Task instructions — Lines containing the word "Berufsbildung" are to be located and copied.

|---|

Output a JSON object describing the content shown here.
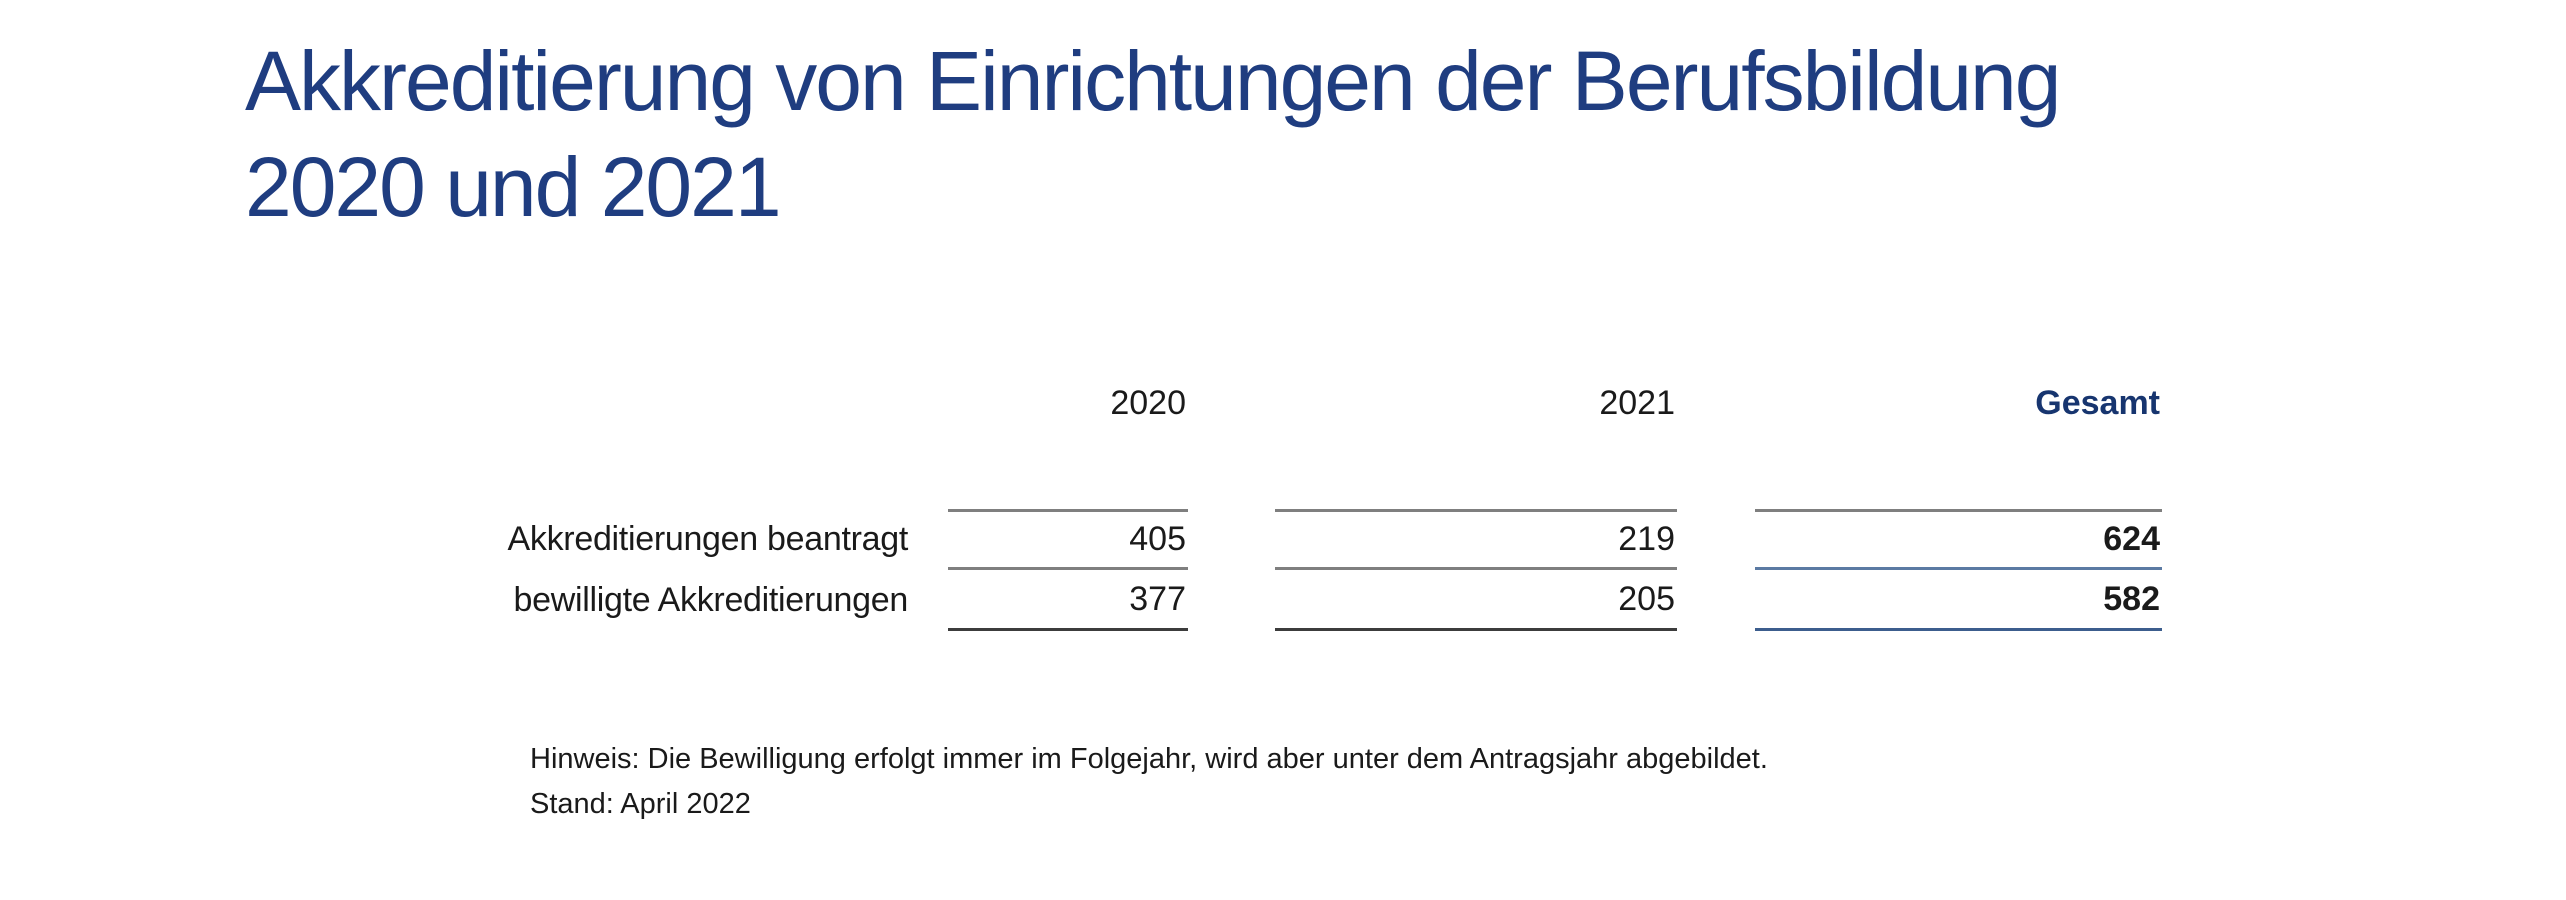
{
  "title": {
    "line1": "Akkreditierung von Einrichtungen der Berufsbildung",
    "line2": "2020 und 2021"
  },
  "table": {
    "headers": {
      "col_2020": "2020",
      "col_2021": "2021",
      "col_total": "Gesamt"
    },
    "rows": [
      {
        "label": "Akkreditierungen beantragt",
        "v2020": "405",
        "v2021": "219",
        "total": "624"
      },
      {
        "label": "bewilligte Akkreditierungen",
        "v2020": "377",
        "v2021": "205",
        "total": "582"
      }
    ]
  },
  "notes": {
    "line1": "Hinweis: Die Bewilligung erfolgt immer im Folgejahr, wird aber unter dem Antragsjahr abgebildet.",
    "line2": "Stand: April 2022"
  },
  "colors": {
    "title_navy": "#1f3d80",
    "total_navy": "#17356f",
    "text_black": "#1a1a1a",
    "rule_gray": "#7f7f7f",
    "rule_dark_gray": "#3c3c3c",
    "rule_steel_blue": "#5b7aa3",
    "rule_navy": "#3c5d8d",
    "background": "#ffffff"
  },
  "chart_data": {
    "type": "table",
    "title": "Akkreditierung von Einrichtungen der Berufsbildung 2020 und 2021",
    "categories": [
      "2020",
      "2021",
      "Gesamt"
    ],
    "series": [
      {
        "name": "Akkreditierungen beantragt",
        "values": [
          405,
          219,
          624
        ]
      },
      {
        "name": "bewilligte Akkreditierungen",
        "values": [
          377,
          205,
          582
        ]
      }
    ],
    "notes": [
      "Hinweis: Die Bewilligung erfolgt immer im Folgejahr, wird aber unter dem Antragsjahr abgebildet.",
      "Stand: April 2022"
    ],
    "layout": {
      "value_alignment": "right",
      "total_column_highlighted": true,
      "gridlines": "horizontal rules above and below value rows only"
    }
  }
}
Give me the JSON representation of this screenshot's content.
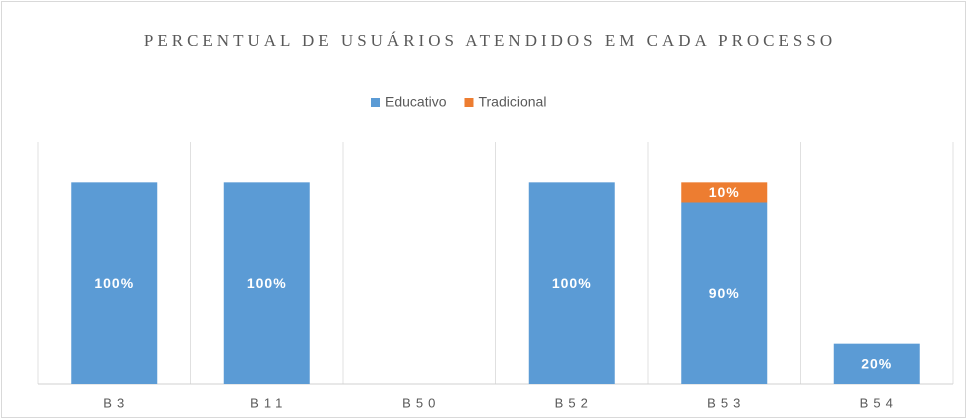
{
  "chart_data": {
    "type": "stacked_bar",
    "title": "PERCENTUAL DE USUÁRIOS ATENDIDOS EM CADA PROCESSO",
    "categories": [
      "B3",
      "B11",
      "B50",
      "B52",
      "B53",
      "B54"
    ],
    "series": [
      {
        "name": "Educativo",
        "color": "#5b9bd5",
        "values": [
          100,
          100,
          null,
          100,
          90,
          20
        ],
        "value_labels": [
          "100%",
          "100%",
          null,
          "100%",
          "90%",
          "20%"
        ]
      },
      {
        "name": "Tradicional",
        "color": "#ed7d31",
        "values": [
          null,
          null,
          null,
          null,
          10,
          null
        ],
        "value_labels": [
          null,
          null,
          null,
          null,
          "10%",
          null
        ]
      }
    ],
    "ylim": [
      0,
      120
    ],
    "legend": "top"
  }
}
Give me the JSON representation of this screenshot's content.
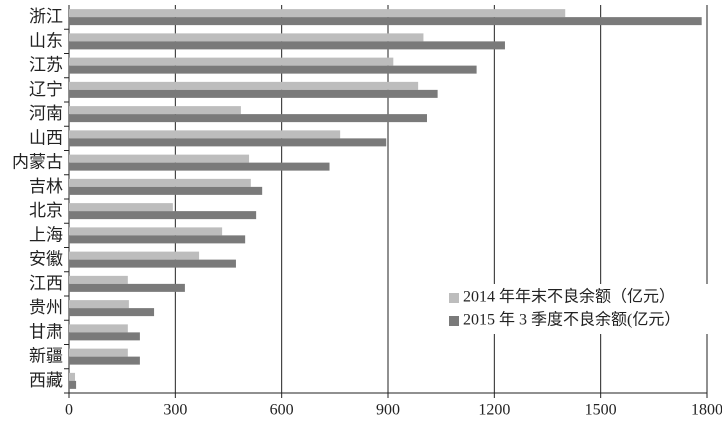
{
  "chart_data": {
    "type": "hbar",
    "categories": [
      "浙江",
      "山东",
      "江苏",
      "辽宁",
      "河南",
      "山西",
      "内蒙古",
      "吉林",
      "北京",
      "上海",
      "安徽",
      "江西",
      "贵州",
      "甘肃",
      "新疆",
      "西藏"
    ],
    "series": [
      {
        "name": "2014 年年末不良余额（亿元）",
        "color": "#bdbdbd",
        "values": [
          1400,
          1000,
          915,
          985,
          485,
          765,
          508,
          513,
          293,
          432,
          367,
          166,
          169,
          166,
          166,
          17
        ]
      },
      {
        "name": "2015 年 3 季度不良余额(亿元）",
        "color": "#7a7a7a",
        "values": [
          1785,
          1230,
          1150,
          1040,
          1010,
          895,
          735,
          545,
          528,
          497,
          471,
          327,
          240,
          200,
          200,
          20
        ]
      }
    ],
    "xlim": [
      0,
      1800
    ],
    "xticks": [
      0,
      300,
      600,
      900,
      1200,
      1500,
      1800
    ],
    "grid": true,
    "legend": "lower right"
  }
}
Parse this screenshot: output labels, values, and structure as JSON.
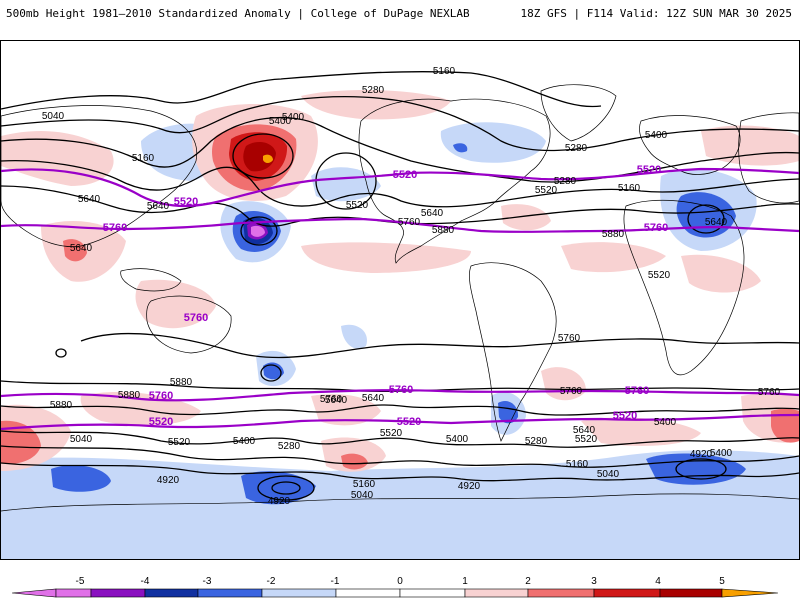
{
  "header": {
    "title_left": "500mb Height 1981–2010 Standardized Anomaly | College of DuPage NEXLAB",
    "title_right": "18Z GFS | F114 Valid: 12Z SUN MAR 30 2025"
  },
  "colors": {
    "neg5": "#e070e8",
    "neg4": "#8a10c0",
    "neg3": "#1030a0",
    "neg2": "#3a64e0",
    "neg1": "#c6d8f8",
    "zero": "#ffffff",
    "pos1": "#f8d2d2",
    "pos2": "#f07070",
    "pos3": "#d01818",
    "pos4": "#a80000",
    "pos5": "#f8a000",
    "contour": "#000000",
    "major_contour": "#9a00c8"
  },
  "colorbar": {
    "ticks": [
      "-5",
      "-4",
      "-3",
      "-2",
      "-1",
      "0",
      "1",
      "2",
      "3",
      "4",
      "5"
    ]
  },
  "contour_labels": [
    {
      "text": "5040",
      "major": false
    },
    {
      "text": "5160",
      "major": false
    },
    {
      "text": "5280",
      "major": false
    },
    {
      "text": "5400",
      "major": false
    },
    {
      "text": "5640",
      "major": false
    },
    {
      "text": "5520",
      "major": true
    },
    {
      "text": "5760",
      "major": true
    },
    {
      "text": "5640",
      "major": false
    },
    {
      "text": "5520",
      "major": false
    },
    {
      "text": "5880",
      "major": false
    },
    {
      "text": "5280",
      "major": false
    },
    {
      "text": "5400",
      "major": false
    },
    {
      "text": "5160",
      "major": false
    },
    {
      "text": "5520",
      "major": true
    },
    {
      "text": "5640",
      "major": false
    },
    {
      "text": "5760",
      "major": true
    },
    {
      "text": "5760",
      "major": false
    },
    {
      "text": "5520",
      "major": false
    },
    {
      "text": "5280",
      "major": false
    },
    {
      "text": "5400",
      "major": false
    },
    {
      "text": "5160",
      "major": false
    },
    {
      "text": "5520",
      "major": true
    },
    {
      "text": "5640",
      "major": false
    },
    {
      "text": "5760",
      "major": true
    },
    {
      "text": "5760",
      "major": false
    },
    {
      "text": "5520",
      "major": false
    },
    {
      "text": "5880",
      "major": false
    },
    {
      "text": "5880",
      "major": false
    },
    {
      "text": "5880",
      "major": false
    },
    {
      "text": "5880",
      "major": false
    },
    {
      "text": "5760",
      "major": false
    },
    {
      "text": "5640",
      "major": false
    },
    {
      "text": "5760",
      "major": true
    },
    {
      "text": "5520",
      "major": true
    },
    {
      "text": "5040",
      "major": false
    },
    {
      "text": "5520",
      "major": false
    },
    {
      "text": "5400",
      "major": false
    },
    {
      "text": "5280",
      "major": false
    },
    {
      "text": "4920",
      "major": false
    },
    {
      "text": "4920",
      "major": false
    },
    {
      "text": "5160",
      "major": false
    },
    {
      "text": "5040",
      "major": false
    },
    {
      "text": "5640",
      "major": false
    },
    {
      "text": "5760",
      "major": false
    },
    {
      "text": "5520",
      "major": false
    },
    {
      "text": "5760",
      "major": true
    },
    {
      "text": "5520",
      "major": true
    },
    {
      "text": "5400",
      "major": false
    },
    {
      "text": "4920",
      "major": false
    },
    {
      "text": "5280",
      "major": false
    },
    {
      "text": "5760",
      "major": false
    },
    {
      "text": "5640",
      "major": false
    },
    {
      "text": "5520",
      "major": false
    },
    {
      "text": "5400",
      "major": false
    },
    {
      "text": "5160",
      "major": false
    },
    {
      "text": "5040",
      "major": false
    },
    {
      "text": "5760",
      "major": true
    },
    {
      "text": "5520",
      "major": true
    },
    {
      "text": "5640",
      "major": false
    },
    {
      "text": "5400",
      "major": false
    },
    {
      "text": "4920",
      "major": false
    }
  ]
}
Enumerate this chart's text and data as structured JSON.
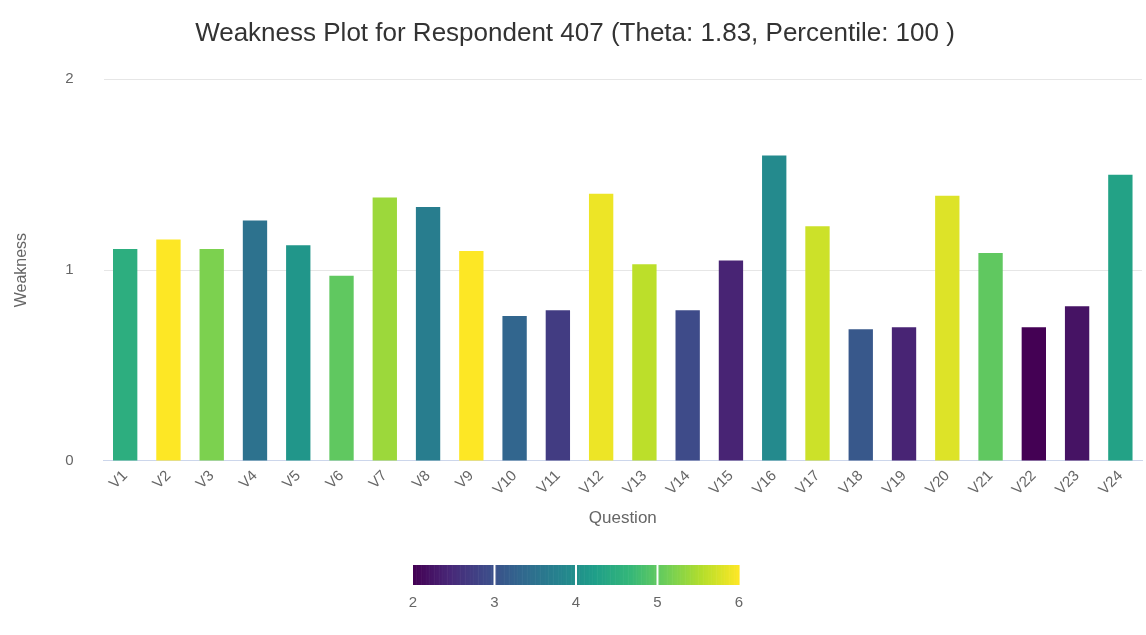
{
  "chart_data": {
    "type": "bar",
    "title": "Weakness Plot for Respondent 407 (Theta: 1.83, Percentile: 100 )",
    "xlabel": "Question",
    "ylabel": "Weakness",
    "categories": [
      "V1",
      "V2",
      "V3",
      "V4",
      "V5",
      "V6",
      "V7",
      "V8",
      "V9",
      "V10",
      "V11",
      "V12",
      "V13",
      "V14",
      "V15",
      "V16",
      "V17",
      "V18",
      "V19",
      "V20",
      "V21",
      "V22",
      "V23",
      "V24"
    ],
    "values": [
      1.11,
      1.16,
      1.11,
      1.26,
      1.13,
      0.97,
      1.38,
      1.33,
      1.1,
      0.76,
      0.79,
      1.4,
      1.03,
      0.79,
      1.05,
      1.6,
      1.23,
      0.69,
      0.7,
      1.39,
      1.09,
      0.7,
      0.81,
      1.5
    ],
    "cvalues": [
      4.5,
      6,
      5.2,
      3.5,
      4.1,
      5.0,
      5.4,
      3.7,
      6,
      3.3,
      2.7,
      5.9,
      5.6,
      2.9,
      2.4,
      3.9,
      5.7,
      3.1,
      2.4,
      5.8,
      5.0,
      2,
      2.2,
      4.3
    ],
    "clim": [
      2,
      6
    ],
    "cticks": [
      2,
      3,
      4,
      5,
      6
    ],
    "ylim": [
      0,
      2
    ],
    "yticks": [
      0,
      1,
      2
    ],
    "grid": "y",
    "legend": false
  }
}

|---|

Result for this task —
    "line1": "Akkreditierung von Einrichtungen der Berufsbildung",
    "title": "Akkreditierung von Einrichtungen der Berufsbildung 2020 und 2021",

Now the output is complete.